Recorded data
--- Begin ---

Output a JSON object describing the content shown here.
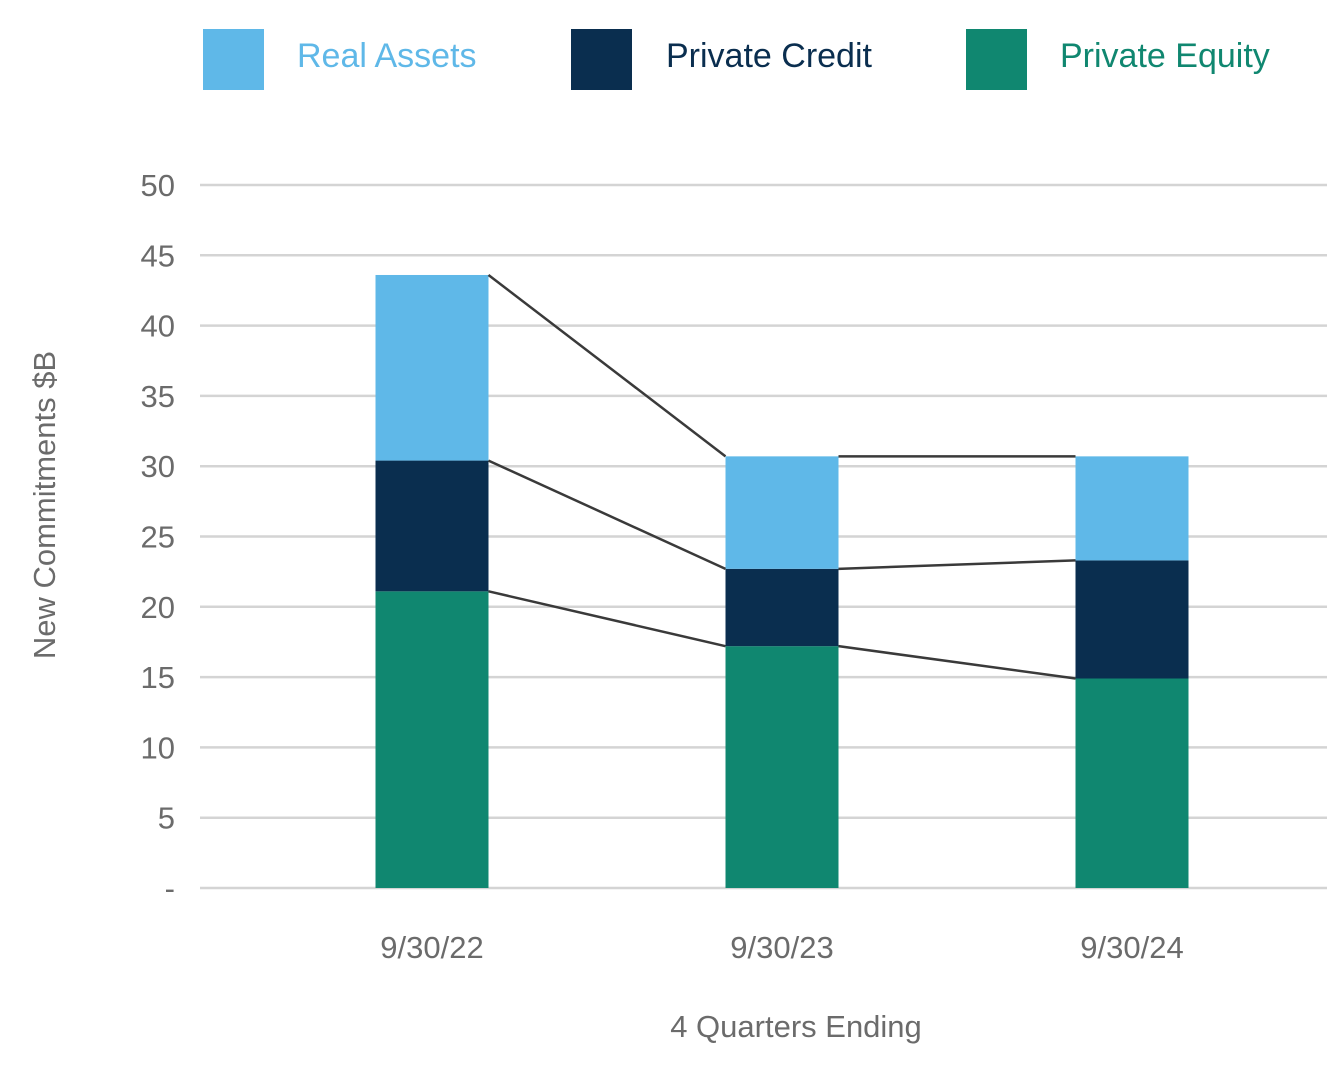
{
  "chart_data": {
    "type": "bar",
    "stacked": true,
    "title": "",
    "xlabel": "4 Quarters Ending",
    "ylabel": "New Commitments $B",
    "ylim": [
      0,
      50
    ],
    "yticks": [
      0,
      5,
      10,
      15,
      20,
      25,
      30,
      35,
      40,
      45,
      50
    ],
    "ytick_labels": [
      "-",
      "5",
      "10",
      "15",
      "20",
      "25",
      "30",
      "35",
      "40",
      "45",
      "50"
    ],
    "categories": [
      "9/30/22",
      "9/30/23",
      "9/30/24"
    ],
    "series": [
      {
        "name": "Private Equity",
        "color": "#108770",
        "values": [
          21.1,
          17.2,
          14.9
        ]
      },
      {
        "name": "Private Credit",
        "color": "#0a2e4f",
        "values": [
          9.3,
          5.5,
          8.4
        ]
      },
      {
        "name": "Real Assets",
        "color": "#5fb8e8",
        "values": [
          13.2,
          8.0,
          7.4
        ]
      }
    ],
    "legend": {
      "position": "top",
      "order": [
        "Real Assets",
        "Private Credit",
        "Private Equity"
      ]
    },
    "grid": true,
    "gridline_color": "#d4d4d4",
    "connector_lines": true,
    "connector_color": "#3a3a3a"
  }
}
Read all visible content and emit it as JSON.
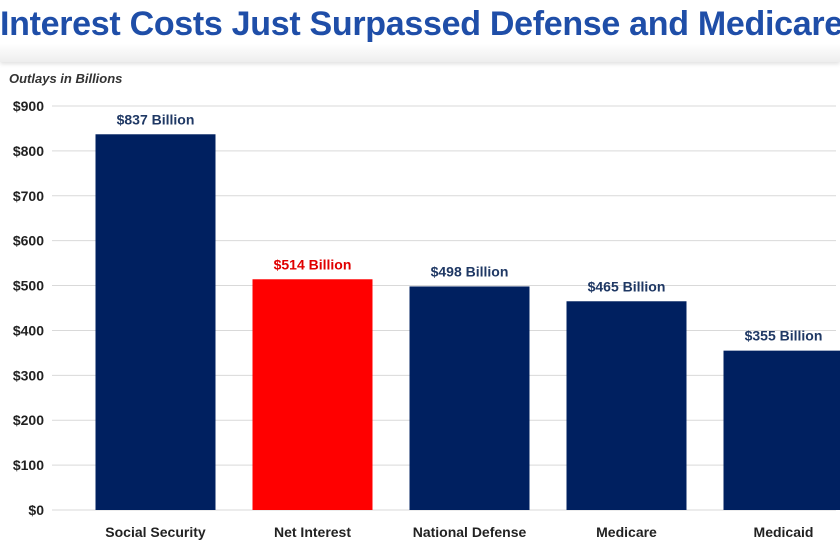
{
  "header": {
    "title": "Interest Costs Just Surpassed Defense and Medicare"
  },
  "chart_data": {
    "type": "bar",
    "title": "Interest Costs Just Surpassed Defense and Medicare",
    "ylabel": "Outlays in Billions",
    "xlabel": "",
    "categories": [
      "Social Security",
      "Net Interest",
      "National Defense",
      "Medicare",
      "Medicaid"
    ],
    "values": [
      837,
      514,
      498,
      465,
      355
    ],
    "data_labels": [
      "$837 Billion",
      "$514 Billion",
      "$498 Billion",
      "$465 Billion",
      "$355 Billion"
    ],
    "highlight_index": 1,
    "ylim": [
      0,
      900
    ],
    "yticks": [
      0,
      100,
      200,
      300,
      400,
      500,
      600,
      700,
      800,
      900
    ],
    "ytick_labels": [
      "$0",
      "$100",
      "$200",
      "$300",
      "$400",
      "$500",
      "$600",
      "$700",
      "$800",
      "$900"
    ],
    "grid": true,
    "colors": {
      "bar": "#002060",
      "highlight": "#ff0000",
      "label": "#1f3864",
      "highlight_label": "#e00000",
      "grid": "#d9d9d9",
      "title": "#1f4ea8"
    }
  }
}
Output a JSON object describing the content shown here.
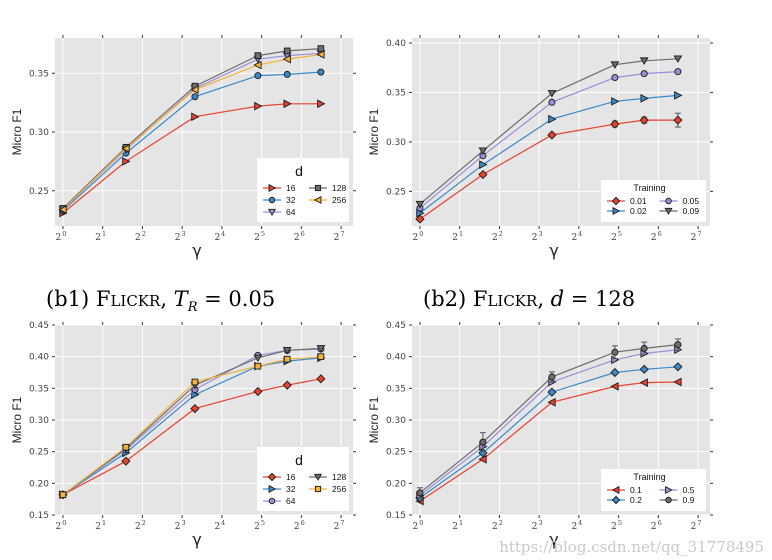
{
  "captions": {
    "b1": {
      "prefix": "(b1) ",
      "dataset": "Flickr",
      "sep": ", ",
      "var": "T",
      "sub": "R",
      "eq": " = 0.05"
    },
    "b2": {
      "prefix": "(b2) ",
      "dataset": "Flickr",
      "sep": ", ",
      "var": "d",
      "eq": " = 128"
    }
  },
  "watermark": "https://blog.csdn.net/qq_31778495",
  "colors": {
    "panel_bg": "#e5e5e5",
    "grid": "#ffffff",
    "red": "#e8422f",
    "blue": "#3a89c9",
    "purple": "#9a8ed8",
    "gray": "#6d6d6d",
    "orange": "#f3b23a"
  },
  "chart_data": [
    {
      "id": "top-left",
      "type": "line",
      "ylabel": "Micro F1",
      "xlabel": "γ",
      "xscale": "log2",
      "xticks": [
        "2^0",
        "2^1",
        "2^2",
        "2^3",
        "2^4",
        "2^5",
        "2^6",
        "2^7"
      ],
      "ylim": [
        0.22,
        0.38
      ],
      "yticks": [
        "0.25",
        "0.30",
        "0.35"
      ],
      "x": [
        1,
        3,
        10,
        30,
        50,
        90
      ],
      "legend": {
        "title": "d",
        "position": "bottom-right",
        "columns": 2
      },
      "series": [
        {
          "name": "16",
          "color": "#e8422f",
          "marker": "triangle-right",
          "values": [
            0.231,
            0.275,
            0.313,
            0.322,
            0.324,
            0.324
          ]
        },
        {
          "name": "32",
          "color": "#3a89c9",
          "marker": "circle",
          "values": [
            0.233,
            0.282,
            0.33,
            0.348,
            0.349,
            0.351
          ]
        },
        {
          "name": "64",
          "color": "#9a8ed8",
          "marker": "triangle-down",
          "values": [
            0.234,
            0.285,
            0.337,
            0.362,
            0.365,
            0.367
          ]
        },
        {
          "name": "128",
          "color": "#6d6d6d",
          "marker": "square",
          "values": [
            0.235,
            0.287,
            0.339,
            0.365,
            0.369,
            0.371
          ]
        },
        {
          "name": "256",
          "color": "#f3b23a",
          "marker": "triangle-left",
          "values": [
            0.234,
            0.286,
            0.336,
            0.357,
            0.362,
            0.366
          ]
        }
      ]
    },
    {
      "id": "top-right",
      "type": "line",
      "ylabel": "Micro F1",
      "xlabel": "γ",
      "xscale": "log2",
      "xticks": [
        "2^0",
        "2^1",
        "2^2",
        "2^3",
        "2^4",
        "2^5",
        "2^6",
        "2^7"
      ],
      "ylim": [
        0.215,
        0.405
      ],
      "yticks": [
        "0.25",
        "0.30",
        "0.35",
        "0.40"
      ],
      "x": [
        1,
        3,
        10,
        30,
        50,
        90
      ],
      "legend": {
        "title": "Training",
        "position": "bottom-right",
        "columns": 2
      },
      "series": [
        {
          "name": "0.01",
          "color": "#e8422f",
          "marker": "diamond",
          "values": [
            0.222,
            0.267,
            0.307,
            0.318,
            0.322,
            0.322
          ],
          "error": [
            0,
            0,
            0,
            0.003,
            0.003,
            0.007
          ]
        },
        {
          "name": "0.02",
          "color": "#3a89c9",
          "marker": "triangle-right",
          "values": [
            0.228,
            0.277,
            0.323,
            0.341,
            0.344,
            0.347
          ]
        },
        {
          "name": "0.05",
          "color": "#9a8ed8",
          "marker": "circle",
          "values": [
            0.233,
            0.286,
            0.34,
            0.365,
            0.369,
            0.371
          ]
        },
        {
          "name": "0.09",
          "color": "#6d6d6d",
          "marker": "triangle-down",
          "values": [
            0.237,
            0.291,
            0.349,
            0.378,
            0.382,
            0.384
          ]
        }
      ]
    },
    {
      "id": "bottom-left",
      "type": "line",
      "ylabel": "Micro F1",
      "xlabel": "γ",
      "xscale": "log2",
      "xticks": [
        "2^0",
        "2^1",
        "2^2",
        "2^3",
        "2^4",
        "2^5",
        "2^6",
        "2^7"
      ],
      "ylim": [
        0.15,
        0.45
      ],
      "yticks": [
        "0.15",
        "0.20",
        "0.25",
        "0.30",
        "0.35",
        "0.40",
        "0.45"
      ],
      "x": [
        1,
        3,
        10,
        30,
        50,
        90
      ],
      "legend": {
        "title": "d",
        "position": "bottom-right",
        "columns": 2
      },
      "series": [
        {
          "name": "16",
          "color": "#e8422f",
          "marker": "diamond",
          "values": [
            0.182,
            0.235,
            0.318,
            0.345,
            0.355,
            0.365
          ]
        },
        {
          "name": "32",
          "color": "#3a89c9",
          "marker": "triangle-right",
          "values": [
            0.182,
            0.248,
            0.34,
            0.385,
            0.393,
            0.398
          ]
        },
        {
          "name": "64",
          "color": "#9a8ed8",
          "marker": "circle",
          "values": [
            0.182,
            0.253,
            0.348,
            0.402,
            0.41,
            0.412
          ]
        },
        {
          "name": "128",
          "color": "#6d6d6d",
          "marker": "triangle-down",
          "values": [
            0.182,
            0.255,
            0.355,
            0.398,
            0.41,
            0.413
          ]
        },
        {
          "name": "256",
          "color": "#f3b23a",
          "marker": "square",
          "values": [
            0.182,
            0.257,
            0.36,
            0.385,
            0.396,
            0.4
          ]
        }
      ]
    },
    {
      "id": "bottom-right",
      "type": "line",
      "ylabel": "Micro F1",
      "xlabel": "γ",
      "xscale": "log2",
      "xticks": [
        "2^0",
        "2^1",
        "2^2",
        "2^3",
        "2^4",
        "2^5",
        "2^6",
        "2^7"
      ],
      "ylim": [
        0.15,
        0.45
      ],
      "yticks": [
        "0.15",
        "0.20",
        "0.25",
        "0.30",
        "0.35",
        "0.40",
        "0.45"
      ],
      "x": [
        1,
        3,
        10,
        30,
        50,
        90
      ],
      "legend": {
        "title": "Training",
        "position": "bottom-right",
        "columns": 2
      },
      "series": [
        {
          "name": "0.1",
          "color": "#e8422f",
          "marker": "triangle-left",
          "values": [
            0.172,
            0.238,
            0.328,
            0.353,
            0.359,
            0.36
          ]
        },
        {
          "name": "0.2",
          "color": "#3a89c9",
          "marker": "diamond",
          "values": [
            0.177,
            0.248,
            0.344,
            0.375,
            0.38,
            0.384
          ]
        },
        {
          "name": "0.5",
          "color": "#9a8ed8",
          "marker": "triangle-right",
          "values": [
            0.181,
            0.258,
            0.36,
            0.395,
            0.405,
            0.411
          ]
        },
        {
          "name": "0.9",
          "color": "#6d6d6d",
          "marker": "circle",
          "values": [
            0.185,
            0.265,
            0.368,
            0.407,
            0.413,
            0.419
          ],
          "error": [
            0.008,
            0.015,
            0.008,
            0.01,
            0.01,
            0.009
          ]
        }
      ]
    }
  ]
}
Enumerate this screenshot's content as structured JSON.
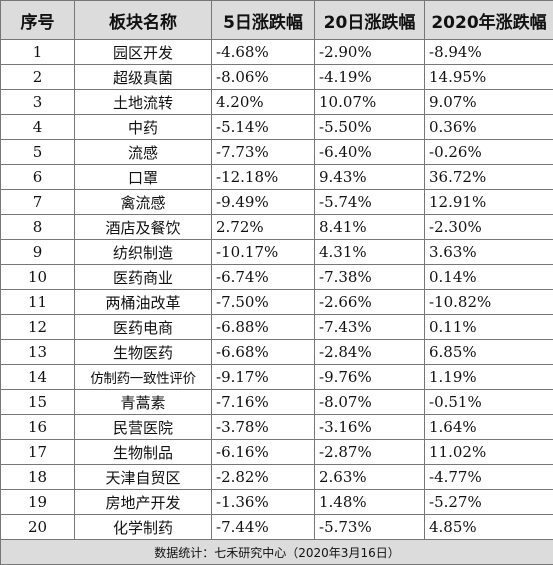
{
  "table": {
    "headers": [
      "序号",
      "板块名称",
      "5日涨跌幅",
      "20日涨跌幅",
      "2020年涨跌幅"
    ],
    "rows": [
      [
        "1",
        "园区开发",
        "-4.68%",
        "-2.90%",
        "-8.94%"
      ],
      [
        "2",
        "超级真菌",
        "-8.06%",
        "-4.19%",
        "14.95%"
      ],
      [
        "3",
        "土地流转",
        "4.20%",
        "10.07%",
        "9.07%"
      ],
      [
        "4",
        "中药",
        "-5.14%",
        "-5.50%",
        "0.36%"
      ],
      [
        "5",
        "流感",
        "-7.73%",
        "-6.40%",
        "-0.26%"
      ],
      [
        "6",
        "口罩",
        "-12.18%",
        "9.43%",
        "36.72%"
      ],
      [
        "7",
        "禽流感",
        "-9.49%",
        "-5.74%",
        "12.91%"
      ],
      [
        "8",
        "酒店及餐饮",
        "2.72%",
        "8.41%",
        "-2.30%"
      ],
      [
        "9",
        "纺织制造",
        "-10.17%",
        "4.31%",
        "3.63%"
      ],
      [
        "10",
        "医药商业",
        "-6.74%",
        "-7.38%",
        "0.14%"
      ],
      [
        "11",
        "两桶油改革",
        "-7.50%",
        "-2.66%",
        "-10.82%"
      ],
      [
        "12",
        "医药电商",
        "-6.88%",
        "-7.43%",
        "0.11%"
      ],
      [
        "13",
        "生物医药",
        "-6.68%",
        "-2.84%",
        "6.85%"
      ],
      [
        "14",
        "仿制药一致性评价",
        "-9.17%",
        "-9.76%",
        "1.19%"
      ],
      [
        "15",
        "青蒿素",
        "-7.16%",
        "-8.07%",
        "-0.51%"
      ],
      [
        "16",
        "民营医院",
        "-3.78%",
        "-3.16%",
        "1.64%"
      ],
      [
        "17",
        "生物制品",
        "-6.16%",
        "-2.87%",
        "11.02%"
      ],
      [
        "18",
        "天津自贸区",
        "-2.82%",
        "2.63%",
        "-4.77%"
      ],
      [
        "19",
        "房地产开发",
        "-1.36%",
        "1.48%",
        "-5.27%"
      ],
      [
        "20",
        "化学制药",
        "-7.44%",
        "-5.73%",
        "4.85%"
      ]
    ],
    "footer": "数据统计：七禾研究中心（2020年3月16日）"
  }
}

--- End ---

Instruction
Report the number of lines holding the string "Just", without any other words.

Task result
2